• The exercise: Copy the data below exactly, omitting any picture it contains.

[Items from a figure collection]
============

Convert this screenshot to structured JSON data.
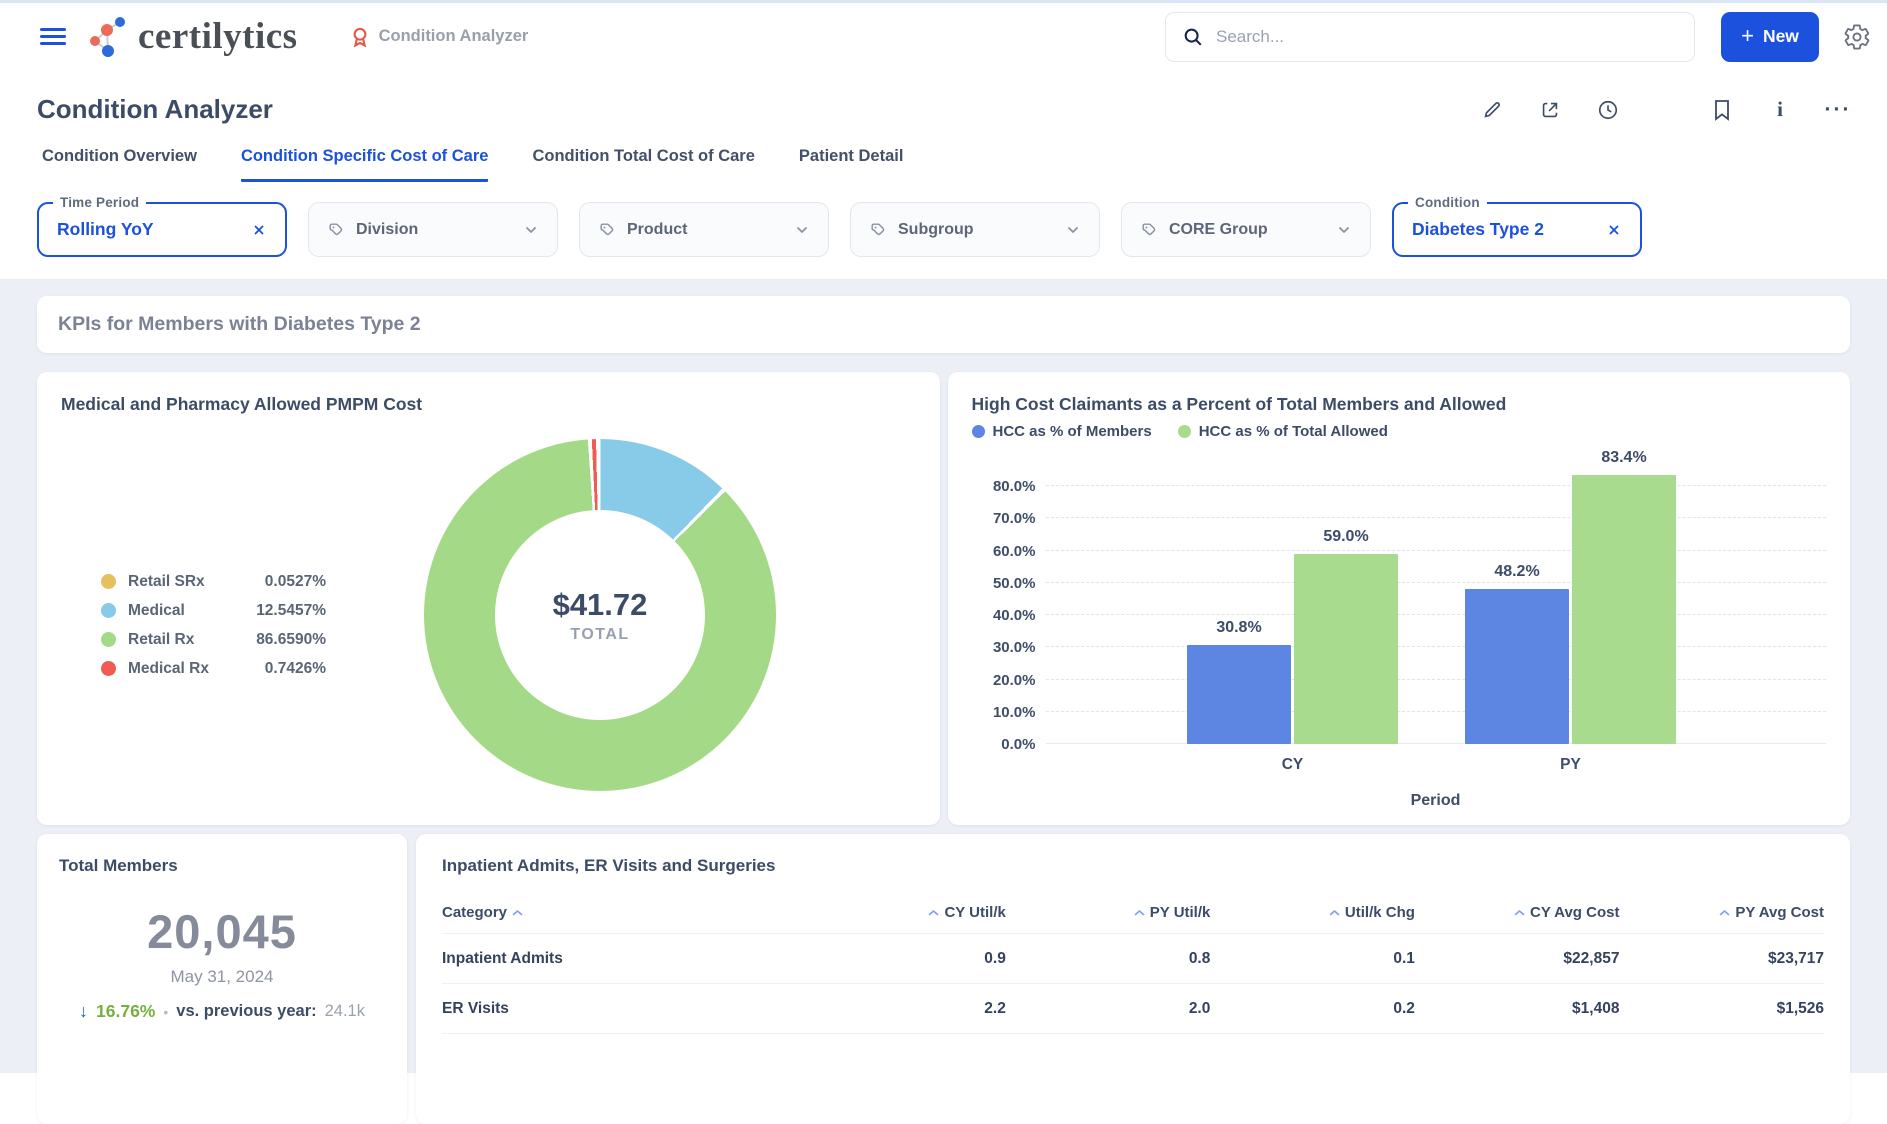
{
  "colors": {
    "accent": "#1b51dc",
    "positive_green": "#76b041",
    "arrow_blue": "#2356d9",
    "slate_text": "#3d4c66",
    "page_bg": "#edeff6"
  },
  "header": {
    "brand": "certilytics",
    "breadcrumb": "Condition Analyzer",
    "search_placeholder": "Search...",
    "new_label": "New"
  },
  "page": {
    "title": "Condition Analyzer",
    "tabs": [
      {
        "label": "Condition Overview",
        "active": false
      },
      {
        "label": "Condition Specific Cost of Care",
        "active": true
      },
      {
        "label": "Condition Total Cost of Care",
        "active": false
      },
      {
        "label": "Patient Detail",
        "active": false
      }
    ],
    "filters": [
      {
        "label": "Time Period",
        "value": "Rolling YoY",
        "active": true
      },
      {
        "label": "Division",
        "active": false
      },
      {
        "label": "Product",
        "active": false
      },
      {
        "label": "Subgroup",
        "active": false
      },
      {
        "label": "CORE Group",
        "active": false
      },
      {
        "label": "Condition",
        "value": "Diabetes Type 2",
        "active": true
      }
    ],
    "section_title": "KPIs for Members with Diabetes Type 2"
  },
  "chart_data": [
    {
      "type": "donut",
      "title": "Medical and Pharmacy Allowed PMPM Cost",
      "center_value": "$41.72",
      "center_label": "TOTAL",
      "slices": [
        {
          "label": "Retail SRx",
          "value": 0.0527,
          "display": "0.0527%",
          "color": "#e4c05e"
        },
        {
          "label": "Medical",
          "value": 12.5457,
          "display": "12.5457%",
          "color": "#87cbe9"
        },
        {
          "label": "Retail Rx",
          "value": 86.659,
          "display": "86.6590%",
          "color": "#a4d987"
        },
        {
          "label": "Medical Rx",
          "value": 0.7426,
          "display": "0.7426%",
          "color": "#f05c54"
        }
      ]
    },
    {
      "type": "bar",
      "title": "High Cost Claimants as a Percent of Total Members and Allowed",
      "categories": [
        "CY",
        "PY"
      ],
      "series": [
        {
          "name": "HCC as % of Members",
          "color": "#5c86e2",
          "values": [
            30.8,
            48.2
          ],
          "values_display": [
            "30.8%",
            "48.2%"
          ]
        },
        {
          "name": "HCC as % of Total Allowed",
          "color": "#a8db8d",
          "values": [
            59.0,
            83.4
          ],
          "values_display": [
            "59.0%",
            "83.4%"
          ]
        }
      ],
      "xlabel": "Period",
      "ylim": [
        0,
        88
      ],
      "grid": "dashed-horizontal",
      "legend_position": "top-left",
      "ytick_values": [
        0,
        10,
        20,
        30,
        40,
        50,
        60,
        70,
        80
      ],
      "ytick_labels": [
        "0.0%",
        "10.0%",
        "20.0%",
        "30.0%",
        "40.0%",
        "50.0%",
        "60.0%",
        "70.0%",
        "80.0%"
      ]
    }
  ],
  "total_members": {
    "title": "Total Members",
    "value": "20,045",
    "date": "May 31, 2024",
    "change_pct": "16.76%",
    "change_direction": "down",
    "separator": "•",
    "vs_label": "vs. previous year:",
    "vs_value": "24.1k"
  },
  "utilization_table": {
    "title": "Inpatient Admits, ER Visits and Surgeries",
    "columns": [
      {
        "label": "Category",
        "caret": "after",
        "align": "left"
      },
      {
        "label": "CY Util/k",
        "caret": "before",
        "align": "right"
      },
      {
        "label": "PY Util/k",
        "caret": "before",
        "align": "right"
      },
      {
        "label": "Util/k Chg",
        "caret": "before",
        "align": "right"
      },
      {
        "label": "CY Avg Cost",
        "caret": "before",
        "align": "right"
      },
      {
        "label": "PY Avg Cost",
        "caret": "before",
        "align": "right"
      }
    ],
    "rows": [
      [
        "Inpatient Admits",
        "0.9",
        "0.8",
        "0.1",
        "$22,857",
        "$23,717"
      ],
      [
        "ER Visits",
        "2.2",
        "2.0",
        "0.2",
        "$1,408",
        "$1,526"
      ]
    ]
  }
}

============

• Response to the exercise:
Convert this screenshot to structured JSON data.
{
  "colors": {
    "accent": "#1b51dc",
    "positive_green": "#76b041",
    "arrow_blue": "#2356d9",
    "slate_text": "#3d4c66",
    "page_bg": "#edeff6"
  },
  "header": {
    "brand": "certilytics",
    "breadcrumb": "Condition Analyzer",
    "search_placeholder": "Search...",
    "new_label": "New"
  },
  "page": {
    "title": "Condition Analyzer",
    "tabs": [
      {
        "label": "Condition Overview",
        "active": false
      },
      {
        "label": "Condition Specific Cost of Care",
        "active": true
      },
      {
        "label": "Condition Total Cost of Care",
        "active": false
      },
      {
        "label": "Patient Detail",
        "active": false
      }
    ],
    "filters": [
      {
        "label": "Time Period",
        "value": "Rolling YoY",
        "active": true
      },
      {
        "label": "Division",
        "active": false
      },
      {
        "label": "Product",
        "active": false
      },
      {
        "label": "Subgroup",
        "active": false
      },
      {
        "label": "CORE Group",
        "active": false
      },
      {
        "label": "Condition",
        "value": "Diabetes Type 2",
        "active": true
      }
    ],
    "section_title": "KPIs for Members with Diabetes Type 2"
  },
  "chart_data": [
    {
      "type": "donut",
      "title": "Medical and Pharmacy Allowed PMPM Cost",
      "center_value": "$41.72",
      "center_label": "TOTAL",
      "slices": [
        {
          "label": "Retail SRx",
          "value": 0.0527,
          "display": "0.0527%",
          "color": "#e4c05e"
        },
        {
          "label": "Medical",
          "value": 12.5457,
          "display": "12.5457%",
          "color": "#87cbe9"
        },
        {
          "label": "Retail Rx",
          "value": 86.659,
          "display": "86.6590%",
          "color": "#a4d987"
        },
        {
          "label": "Medical Rx",
          "value": 0.7426,
          "display": "0.7426%",
          "color": "#f05c54"
        }
      ]
    },
    {
      "type": "bar",
      "title": "High Cost Claimants as a Percent of Total Members and Allowed",
      "categories": [
        "CY",
        "PY"
      ],
      "series": [
        {
          "name": "HCC as % of Members",
          "color": "#5c86e2",
          "values": [
            30.8,
            48.2
          ],
          "values_display": [
            "30.8%",
            "48.2%"
          ]
        },
        {
          "name": "HCC as % of Total Allowed",
          "color": "#a8db8d",
          "values": [
            59.0,
            83.4
          ],
          "values_display": [
            "59.0%",
            "83.4%"
          ]
        }
      ],
      "xlabel": "Period",
      "ylim": [
        0,
        88
      ],
      "grid": "dashed-horizontal",
      "legend_position": "top-left",
      "ytick_values": [
        0,
        10,
        20,
        30,
        40,
        50,
        60,
        70,
        80
      ],
      "ytick_labels": [
        "0.0%",
        "10.0%",
        "20.0%",
        "30.0%",
        "40.0%",
        "50.0%",
        "60.0%",
        "70.0%",
        "80.0%"
      ]
    }
  ],
  "total_members": {
    "title": "Total Members",
    "value": "20,045",
    "date": "May 31, 2024",
    "change_pct": "16.76%",
    "change_direction": "down",
    "separator": "•",
    "vs_label": "vs. previous year:",
    "vs_value": "24.1k"
  },
  "utilization_table": {
    "title": "Inpatient Admits, ER Visits and Surgeries",
    "columns": [
      {
        "label": "Category",
        "caret": "after",
        "align": "left"
      },
      {
        "label": "CY Util/k",
        "caret": "before",
        "align": "right"
      },
      {
        "label": "PY Util/k",
        "caret": "before",
        "align": "right"
      },
      {
        "label": "Util/k Chg",
        "caret": "before",
        "align": "right"
      },
      {
        "label": "CY Avg Cost",
        "caret": "before",
        "align": "right"
      },
      {
        "label": "PY Avg Cost",
        "caret": "before",
        "align": "right"
      }
    ],
    "rows": [
      [
        "Inpatient Admits",
        "0.9",
        "0.8",
        "0.1",
        "$22,857",
        "$23,717"
      ],
      [
        "ER Visits",
        "2.2",
        "2.0",
        "0.2",
        "$1,408",
        "$1,526"
      ]
    ]
  }
}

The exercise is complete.